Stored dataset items
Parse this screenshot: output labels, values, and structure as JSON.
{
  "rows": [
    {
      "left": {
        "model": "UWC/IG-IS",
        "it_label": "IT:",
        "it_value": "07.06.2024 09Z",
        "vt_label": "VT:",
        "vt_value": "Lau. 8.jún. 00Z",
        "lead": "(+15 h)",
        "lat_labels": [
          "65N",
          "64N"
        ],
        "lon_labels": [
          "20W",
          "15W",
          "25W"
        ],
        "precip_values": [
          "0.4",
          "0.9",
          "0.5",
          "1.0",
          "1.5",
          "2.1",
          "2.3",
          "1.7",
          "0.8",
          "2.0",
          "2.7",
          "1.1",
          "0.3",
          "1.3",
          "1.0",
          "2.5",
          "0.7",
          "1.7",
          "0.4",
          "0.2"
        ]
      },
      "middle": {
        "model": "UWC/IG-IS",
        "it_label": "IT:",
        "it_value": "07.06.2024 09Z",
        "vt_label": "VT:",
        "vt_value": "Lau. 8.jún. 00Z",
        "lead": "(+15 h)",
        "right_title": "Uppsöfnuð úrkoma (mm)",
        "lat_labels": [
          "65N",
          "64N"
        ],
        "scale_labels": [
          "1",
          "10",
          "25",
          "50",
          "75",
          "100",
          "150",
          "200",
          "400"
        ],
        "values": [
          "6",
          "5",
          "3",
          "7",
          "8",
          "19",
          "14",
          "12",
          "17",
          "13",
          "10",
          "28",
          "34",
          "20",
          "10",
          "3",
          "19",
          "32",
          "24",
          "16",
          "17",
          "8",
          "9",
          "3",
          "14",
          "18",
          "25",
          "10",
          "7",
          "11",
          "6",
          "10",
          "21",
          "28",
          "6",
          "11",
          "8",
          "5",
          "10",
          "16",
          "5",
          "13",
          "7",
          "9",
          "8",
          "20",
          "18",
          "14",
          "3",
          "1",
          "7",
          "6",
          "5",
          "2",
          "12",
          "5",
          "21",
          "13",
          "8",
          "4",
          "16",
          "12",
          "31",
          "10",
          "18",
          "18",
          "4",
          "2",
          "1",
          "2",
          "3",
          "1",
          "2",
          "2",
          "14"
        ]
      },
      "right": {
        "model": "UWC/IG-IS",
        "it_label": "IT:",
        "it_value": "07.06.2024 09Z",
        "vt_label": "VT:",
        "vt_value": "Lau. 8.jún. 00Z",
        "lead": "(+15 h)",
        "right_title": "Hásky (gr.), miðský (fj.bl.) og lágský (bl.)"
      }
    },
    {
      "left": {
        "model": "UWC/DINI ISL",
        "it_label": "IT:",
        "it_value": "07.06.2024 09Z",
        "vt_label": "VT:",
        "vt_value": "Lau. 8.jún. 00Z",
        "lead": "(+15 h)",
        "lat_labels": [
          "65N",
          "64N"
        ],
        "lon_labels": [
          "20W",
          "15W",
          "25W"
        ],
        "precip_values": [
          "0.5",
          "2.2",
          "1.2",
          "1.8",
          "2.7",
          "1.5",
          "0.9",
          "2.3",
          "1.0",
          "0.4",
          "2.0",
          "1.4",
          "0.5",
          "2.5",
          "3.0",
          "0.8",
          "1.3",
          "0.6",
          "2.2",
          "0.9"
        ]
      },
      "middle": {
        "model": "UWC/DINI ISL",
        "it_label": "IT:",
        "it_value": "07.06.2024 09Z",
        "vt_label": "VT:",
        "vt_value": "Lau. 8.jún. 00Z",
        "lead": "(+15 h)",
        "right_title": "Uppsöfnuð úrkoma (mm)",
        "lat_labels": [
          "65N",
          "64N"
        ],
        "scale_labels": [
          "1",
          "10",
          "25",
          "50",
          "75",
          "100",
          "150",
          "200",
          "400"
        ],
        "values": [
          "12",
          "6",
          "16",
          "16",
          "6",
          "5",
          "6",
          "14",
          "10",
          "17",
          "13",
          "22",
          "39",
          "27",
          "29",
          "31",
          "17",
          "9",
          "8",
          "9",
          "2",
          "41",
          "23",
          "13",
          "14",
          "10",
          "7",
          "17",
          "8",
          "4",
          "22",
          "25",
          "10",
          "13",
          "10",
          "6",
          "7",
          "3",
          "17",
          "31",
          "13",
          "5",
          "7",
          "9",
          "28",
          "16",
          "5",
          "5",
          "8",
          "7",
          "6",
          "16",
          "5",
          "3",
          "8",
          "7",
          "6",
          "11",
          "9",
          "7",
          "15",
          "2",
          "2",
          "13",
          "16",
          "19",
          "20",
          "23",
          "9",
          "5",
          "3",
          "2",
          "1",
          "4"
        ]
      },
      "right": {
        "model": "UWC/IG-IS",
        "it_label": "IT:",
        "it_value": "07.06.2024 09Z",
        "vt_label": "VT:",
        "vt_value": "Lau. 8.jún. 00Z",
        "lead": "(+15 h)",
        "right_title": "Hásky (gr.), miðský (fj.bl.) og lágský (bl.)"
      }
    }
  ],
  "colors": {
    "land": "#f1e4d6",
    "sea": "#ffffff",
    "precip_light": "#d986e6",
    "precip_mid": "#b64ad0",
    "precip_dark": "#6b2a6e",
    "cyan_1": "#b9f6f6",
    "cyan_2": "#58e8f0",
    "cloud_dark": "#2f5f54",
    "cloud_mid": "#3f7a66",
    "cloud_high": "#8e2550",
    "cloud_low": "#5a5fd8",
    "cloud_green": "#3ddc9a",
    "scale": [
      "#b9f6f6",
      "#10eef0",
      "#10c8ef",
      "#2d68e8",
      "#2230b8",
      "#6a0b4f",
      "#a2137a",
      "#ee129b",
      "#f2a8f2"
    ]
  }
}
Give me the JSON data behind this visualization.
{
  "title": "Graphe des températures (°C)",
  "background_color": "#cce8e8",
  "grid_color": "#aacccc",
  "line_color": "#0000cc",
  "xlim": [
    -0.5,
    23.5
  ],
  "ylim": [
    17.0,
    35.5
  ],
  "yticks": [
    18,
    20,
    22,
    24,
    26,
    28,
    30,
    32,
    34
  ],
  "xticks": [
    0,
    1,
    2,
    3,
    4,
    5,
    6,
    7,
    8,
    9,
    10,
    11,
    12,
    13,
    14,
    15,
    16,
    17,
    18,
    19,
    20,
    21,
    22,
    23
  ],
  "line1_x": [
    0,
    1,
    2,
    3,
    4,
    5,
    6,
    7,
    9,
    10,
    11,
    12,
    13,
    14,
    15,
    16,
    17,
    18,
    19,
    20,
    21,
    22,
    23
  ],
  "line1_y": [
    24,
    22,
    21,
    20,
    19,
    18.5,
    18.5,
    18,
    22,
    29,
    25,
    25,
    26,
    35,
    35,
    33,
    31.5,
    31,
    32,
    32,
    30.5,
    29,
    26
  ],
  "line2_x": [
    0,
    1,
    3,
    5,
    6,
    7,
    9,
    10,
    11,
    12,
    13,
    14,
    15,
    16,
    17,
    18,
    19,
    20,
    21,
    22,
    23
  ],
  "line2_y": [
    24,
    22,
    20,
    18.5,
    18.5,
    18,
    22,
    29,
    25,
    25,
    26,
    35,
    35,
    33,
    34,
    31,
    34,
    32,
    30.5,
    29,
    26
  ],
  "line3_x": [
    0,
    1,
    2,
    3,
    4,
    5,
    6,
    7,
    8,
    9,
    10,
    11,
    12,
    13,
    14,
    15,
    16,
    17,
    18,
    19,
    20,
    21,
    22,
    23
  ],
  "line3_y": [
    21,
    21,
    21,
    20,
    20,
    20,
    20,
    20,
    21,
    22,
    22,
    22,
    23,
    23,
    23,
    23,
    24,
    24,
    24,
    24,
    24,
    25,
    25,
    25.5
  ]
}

• **Stated problem**
Repeat all the records. Match each line exactly.

• **Exercise solution**
Parse this screenshot: output labels, values, and structure as JSON.
{
  "rows": [
    {
      "left": {
        "model": "UWC/IG-IS",
        "it_label": "IT:",
        "it_value": "07.06.2024 09Z",
        "vt_label": "VT:",
        "vt_value": "Lau. 8.jún. 00Z",
        "lead": "(+15 h)",
        "lat_labels": [
          "65N",
          "64N"
        ],
        "lon_labels": [
          "20W",
          "15W",
          "25W"
        ],
        "precip_values": [
          "0.4",
          "0.9",
          "0.5",
          "1.0",
          "1.5",
          "2.1",
          "2.3",
          "1.7",
          "0.8",
          "2.0",
          "2.7",
          "1.1",
          "0.3",
          "1.3",
          "1.0",
          "2.5",
          "0.7",
          "1.7",
          "0.4",
          "0.2"
        ]
      },
      "middle": {
        "model": "UWC/IG-IS",
        "it_label": "IT:",
        "it_value": "07.06.2024 09Z",
        "vt_label": "VT:",
        "vt_value": "Lau. 8.jún. 00Z",
        "lead": "(+15 h)",
        "right_title": "Uppsöfnuð úrkoma (mm)",
        "lat_labels": [
          "65N",
          "64N"
        ],
        "scale_labels": [
          "1",
          "10",
          "25",
          "50",
          "75",
          "100",
          "150",
          "200",
          "400"
        ],
        "values": [
          "6",
          "5",
          "3",
          "7",
          "8",
          "19",
          "14",
          "12",
          "17",
          "13",
          "10",
          "28",
          "34",
          "20",
          "10",
          "3",
          "19",
          "32",
          "24",
          "16",
          "17",
          "8",
          "9",
          "3",
          "14",
          "18",
          "25",
          "10",
          "7",
          "11",
          "6",
          "10",
          "21",
          "28",
          "6",
          "11",
          "8",
          "5",
          "10",
          "16",
          "5",
          "13",
          "7",
          "9",
          "8",
          "20",
          "18",
          "14",
          "3",
          "1",
          "7",
          "6",
          "5",
          "2",
          "12",
          "5",
          "21",
          "13",
          "8",
          "4",
          "16",
          "12",
          "31",
          "10",
          "18",
          "18",
          "4",
          "2",
          "1",
          "2",
          "3",
          "1",
          "2",
          "2",
          "14"
        ]
      },
      "right": {
        "model": "UWC/IG-IS",
        "it_label": "IT:",
        "it_value": "07.06.2024 09Z",
        "vt_label": "VT:",
        "vt_value": "Lau. 8.jún. 00Z",
        "lead": "(+15 h)",
        "right_title": "Hásky (gr.), miðský (fj.bl.) og lágský (bl.)"
      }
    },
    {
      "left": {
        "model": "UWC/DINI ISL",
        "it_label": "IT:",
        "it_value": "07.06.2024 09Z",
        "vt_label": "VT:",
        "vt_value": "Lau. 8.jún. 00Z",
        "lead": "(+15 h)",
        "lat_labels": [
          "65N",
          "64N"
        ],
        "lon_labels": [
          "20W",
          "15W",
          "25W"
        ],
        "precip_values": [
          "0.5",
          "2.2",
          "1.2",
          "1.8",
          "2.7",
          "1.5",
          "0.9",
          "2.3",
          "1.0",
          "0.4",
          "2.0",
          "1.4",
          "0.5",
          "2.5",
          "3.0",
          "0.8",
          "1.3",
          "0.6",
          "2.2",
          "0.9"
        ]
      },
      "middle": {
        "model": "UWC/DINI ISL",
        "it_label": "IT:",
        "it_value": "07.06.2024 09Z",
        "vt_label": "VT:",
        "vt_value": "Lau. 8.jún. 00Z",
        "lead": "(+15 h)",
        "right_title": "Uppsöfnuð úrkoma (mm)",
        "lat_labels": [
          "65N",
          "64N"
        ],
        "scale_labels": [
          "1",
          "10",
          "25",
          "50",
          "75",
          "100",
          "150",
          "200",
          "400"
        ],
        "values": [
          "12",
          "6",
          "16",
          "16",
          "6",
          "5",
          "6",
          "14",
          "10",
          "17",
          "13",
          "22",
          "39",
          "27",
          "29",
          "31",
          "17",
          "9",
          "8",
          "9",
          "2",
          "41",
          "23",
          "13",
          "14",
          "10",
          "7",
          "17",
          "8",
          "4",
          "22",
          "25",
          "10",
          "13",
          "10",
          "6",
          "7",
          "3",
          "17",
          "31",
          "13",
          "5",
          "7",
          "9",
          "28",
          "16",
          "5",
          "5",
          "8",
          "7",
          "6",
          "16",
          "5",
          "3",
          "8",
          "7",
          "6",
          "11",
          "9",
          "7",
          "15",
          "2",
          "2",
          "13",
          "16",
          "19",
          "20",
          "23",
          "9",
          "5",
          "3",
          "2",
          "1",
          "4"
        ]
      },
      "right": {
        "model": "UWC/IG-IS",
        "it_label": "IT:",
        "it_value": "07.06.2024 09Z",
        "vt_label": "VT:",
        "vt_value": "Lau. 8.jún. 00Z",
        "lead": "(+15 h)",
        "right_title": "Hásky (gr.), miðský (fj.bl.) og lágský (bl.)"
      }
    }
  ],
  "colors": {
    "land": "#f1e4d6",
    "sea": "#ffffff",
    "precip_light": "#d986e6",
    "precip_mid": "#b64ad0",
    "precip_dark": "#6b2a6e",
    "cyan_1": "#b9f6f6",
    "cyan_2": "#58e8f0",
    "cloud_dark": "#2f5f54",
    "cloud_mid": "#3f7a66",
    "cloud_high": "#8e2550",
    "cloud_low": "#5a5fd8",
    "cloud_green": "#3ddc9a",
    "scale": [
      "#b9f6f6",
      "#10eef0",
      "#10c8ef",
      "#2d68e8",
      "#2230b8",
      "#6a0b4f",
      "#a2137a",
      "#ee129b",
      "#f2a8f2"
    ]
  }
}
Give me the JSON data behind this visualization.
{
  "title": "Graphe des températures (°C)",
  "background_color": "#cce8e8",
  "grid_color": "#aacccc",
  "line_color": "#0000cc",
  "xlim": [
    -0.5,
    23.5
  ],
  "ylim": [
    17.0,
    35.5
  ],
  "yticks": [
    18,
    20,
    22,
    24,
    26,
    28,
    30,
    32,
    34
  ],
  "xticks": [
    0,
    1,
    2,
    3,
    4,
    5,
    6,
    7,
    8,
    9,
    10,
    11,
    12,
    13,
    14,
    15,
    16,
    17,
    18,
    19,
    20,
    21,
    22,
    23
  ],
  "line1_x": [
    0,
    1,
    2,
    3,
    4,
    5,
    6,
    7,
    9,
    10,
    11,
    12,
    13,
    14,
    15,
    16,
    17,
    18,
    19,
    20,
    21,
    22,
    23
  ],
  "line1_y": [
    24,
    22,
    21,
    20,
    19,
    18.5,
    18.5,
    18,
    22,
    29,
    25,
    25,
    26,
    35,
    35,
    33,
    31.5,
    31,
    32,
    32,
    30.5,
    29,
    26
  ],
  "line2_x": [
    0,
    1,
    3,
    5,
    6,
    7,
    9,
    10,
    11,
    12,
    13,
    14,
    15,
    16,
    17,
    18,
    19,
    20,
    21,
    22,
    23
  ],
  "line2_y": [
    24,
    22,
    20,
    18.5,
    18.5,
    18,
    22,
    29,
    25,
    25,
    26,
    35,
    35,
    33,
    34,
    31,
    34,
    32,
    30.5,
    29,
    26
  ],
  "line3_x": [
    0,
    1,
    2,
    3,
    4,
    5,
    6,
    7,
    8,
    9,
    10,
    11,
    12,
    13,
    14,
    15,
    16,
    17,
    18,
    19,
    20,
    21,
    22,
    23
  ],
  "line3_y": [
    21,
    21,
    21,
    20,
    20,
    20,
    20,
    20,
    21,
    22,
    22,
    22,
    23,
    23,
    23,
    23,
    24,
    24,
    24,
    24,
    24,
    25,
    25,
    25.5
  ]
}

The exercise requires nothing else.